*ITEMS*:
◇ ◇ ◇ ◇ ◇

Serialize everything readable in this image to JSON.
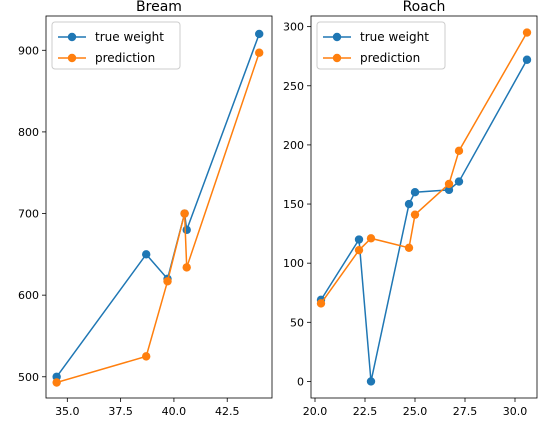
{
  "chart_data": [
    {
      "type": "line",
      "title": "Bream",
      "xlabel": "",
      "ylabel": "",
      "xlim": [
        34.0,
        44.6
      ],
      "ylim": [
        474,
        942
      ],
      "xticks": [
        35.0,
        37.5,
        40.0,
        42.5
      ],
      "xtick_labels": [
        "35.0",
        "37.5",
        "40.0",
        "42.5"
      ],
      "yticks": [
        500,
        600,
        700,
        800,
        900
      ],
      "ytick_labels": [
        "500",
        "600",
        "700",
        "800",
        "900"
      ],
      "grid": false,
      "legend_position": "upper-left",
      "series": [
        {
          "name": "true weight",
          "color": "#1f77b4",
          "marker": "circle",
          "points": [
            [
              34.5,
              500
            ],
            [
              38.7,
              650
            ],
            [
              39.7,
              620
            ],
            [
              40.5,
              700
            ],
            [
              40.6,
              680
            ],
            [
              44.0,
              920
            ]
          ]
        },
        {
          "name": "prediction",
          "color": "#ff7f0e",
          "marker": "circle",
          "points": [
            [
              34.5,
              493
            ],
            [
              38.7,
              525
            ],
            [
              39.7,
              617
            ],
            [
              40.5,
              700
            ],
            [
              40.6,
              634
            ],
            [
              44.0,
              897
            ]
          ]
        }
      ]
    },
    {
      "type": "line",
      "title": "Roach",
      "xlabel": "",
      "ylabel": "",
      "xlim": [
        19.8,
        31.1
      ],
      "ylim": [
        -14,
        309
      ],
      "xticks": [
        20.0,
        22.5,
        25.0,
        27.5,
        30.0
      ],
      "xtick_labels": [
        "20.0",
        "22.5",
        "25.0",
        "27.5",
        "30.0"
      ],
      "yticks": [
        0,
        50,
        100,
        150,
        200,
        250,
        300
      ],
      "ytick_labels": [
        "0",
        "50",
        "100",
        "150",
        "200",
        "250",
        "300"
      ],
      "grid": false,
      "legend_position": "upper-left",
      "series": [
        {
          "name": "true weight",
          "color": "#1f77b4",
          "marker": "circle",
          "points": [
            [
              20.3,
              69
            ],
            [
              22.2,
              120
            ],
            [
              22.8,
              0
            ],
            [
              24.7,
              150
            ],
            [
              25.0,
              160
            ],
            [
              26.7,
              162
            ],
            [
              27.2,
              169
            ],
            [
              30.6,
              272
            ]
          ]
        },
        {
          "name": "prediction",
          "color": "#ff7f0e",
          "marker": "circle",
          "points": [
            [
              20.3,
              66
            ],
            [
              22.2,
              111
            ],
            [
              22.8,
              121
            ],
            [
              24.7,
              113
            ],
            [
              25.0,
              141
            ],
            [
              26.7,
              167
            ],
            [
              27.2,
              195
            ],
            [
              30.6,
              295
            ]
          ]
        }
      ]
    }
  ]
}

◇ ◇ ◇ ◇ ◇

Copy the records above exactly. The pictures are not part of the copy.

Serialize everything readable in this image to JSON.
{
  "chart_data": [
    {
      "type": "line",
      "title": "Bream",
      "xlabel": "",
      "ylabel": "",
      "xlim": [
        34.0,
        44.6
      ],
      "ylim": [
        474,
        942
      ],
      "xticks": [
        35.0,
        37.5,
        40.0,
        42.5
      ],
      "xtick_labels": [
        "35.0",
        "37.5",
        "40.0",
        "42.5"
      ],
      "yticks": [
        500,
        600,
        700,
        800,
        900
      ],
      "ytick_labels": [
        "500",
        "600",
        "700",
        "800",
        "900"
      ],
      "grid": false,
      "legend_position": "upper-left",
      "series": [
        {
          "name": "true weight",
          "color": "#1f77b4",
          "marker": "circle",
          "points": [
            [
              34.5,
              500
            ],
            [
              38.7,
              650
            ],
            [
              39.7,
              620
            ],
            [
              40.5,
              700
            ],
            [
              40.6,
              680
            ],
            [
              44.0,
              920
            ]
          ]
        },
        {
          "name": "prediction",
          "color": "#ff7f0e",
          "marker": "circle",
          "points": [
            [
              34.5,
              493
            ],
            [
              38.7,
              525
            ],
            [
              39.7,
              617
            ],
            [
              40.5,
              700
            ],
            [
              40.6,
              634
            ],
            [
              44.0,
              897
            ]
          ]
        }
      ]
    },
    {
      "type": "line",
      "title": "Roach",
      "xlabel": "",
      "ylabel": "",
      "xlim": [
        19.8,
        31.1
      ],
      "ylim": [
        -14,
        309
      ],
      "xticks": [
        20.0,
        22.5,
        25.0,
        27.5,
        30.0
      ],
      "xtick_labels": [
        "20.0",
        "22.5",
        "25.0",
        "27.5",
        "30.0"
      ],
      "yticks": [
        0,
        50,
        100,
        150,
        200,
        250,
        300
      ],
      "ytick_labels": [
        "0",
        "50",
        "100",
        "150",
        "200",
        "250",
        "300"
      ],
      "grid": false,
      "legend_position": "upper-left",
      "series": [
        {
          "name": "true weight",
          "color": "#1f77b4",
          "marker": "circle",
          "points": [
            [
              20.3,
              69
            ],
            [
              22.2,
              120
            ],
            [
              22.8,
              0
            ],
            [
              24.7,
              150
            ],
            [
              25.0,
              160
            ],
            [
              26.7,
              162
            ],
            [
              27.2,
              169
            ],
            [
              30.6,
              272
            ]
          ]
        },
        {
          "name": "prediction",
          "color": "#ff7f0e",
          "marker": "circle",
          "points": [
            [
              20.3,
              66
            ],
            [
              22.2,
              111
            ],
            [
              22.8,
              121
            ],
            [
              24.7,
              113
            ],
            [
              25.0,
              141
            ],
            [
              26.7,
              167
            ],
            [
              27.2,
              195
            ],
            [
              30.6,
              295
            ]
          ]
        }
      ]
    }
  ]
}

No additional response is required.